● **SUPPLIED DATA**:
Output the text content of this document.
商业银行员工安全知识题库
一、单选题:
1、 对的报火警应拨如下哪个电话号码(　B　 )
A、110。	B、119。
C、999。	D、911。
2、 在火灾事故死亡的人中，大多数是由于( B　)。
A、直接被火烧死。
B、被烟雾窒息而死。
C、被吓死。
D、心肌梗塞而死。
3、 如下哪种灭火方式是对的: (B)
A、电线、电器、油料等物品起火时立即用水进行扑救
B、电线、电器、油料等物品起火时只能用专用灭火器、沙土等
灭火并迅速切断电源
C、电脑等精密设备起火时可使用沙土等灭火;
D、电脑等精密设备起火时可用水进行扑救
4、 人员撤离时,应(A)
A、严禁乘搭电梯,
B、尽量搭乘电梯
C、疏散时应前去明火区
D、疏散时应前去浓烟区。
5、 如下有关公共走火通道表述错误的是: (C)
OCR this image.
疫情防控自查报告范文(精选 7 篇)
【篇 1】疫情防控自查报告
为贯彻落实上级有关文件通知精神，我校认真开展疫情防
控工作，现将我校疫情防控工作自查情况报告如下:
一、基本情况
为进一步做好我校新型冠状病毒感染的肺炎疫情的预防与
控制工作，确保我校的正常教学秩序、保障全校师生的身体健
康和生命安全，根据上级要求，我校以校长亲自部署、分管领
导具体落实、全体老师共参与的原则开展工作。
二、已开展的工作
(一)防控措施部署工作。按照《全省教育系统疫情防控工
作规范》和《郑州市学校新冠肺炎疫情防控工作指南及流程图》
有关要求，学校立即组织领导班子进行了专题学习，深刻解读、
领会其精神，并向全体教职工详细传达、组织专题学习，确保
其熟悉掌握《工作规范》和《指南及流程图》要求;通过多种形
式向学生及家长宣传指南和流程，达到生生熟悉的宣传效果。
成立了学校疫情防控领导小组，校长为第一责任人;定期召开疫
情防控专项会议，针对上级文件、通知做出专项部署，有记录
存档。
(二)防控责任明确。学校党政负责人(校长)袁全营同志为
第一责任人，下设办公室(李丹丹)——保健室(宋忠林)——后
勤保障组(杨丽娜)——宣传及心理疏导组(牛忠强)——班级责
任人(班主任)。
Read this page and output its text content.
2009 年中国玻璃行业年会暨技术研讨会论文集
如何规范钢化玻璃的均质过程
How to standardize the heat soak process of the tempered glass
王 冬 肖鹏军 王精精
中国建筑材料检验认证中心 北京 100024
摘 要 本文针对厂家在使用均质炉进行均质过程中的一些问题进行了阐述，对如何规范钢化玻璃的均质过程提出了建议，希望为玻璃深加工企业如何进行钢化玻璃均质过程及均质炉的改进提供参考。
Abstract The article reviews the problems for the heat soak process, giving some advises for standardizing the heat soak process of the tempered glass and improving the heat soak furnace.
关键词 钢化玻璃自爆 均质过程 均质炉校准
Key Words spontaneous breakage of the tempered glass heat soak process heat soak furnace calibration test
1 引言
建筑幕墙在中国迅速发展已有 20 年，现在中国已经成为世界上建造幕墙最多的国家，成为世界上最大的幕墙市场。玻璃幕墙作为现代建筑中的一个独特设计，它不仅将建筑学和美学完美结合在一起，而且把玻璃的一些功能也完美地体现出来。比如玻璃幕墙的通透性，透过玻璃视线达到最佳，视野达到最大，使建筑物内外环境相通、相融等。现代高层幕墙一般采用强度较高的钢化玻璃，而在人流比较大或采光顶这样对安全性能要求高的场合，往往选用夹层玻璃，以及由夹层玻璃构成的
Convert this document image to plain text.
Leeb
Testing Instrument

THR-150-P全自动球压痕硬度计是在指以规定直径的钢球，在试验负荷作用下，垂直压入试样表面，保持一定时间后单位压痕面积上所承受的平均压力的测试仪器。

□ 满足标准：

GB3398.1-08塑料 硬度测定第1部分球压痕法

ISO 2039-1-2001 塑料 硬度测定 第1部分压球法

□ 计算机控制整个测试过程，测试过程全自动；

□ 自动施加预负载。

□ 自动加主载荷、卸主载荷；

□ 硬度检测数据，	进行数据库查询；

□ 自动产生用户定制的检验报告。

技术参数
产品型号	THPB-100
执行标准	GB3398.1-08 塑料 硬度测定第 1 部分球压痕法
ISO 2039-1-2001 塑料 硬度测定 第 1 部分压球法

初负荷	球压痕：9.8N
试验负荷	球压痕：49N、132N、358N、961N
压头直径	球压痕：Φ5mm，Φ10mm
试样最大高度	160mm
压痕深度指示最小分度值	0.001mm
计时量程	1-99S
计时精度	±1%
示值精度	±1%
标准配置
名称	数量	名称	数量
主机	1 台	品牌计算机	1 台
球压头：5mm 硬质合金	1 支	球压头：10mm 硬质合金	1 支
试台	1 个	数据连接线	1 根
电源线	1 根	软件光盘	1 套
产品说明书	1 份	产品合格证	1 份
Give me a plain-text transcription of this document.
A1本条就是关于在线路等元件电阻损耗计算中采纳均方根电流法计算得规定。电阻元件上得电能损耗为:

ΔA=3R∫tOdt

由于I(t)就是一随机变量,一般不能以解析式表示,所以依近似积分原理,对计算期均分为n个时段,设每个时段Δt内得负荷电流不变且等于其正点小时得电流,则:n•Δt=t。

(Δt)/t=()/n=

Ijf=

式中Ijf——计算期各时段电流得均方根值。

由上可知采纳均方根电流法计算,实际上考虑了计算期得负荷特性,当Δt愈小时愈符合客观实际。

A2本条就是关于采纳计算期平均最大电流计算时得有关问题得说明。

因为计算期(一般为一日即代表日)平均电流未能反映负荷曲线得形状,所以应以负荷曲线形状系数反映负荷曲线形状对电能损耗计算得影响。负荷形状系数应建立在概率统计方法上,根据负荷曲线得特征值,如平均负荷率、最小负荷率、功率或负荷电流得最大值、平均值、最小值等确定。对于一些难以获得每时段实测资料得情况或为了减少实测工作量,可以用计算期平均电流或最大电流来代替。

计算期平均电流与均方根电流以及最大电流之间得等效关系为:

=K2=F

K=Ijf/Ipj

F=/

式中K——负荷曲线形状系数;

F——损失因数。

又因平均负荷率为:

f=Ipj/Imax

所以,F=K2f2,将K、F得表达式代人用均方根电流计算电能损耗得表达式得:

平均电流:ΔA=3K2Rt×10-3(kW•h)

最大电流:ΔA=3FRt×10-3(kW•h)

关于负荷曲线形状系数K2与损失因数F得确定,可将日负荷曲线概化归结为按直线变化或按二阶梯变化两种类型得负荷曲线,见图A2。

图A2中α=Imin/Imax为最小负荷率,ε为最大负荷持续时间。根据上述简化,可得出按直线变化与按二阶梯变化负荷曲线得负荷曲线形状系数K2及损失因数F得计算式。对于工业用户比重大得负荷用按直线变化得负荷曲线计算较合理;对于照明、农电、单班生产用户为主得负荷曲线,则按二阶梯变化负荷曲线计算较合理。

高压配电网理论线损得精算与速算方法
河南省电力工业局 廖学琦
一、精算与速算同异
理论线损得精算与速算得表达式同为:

● **WORK INSTRUCTIONS**:
Search the records for the word "content". Copy every line that has it.

● **EXPECTED ANSWER**:
Output the text content of this document.
Read this page and output its text content.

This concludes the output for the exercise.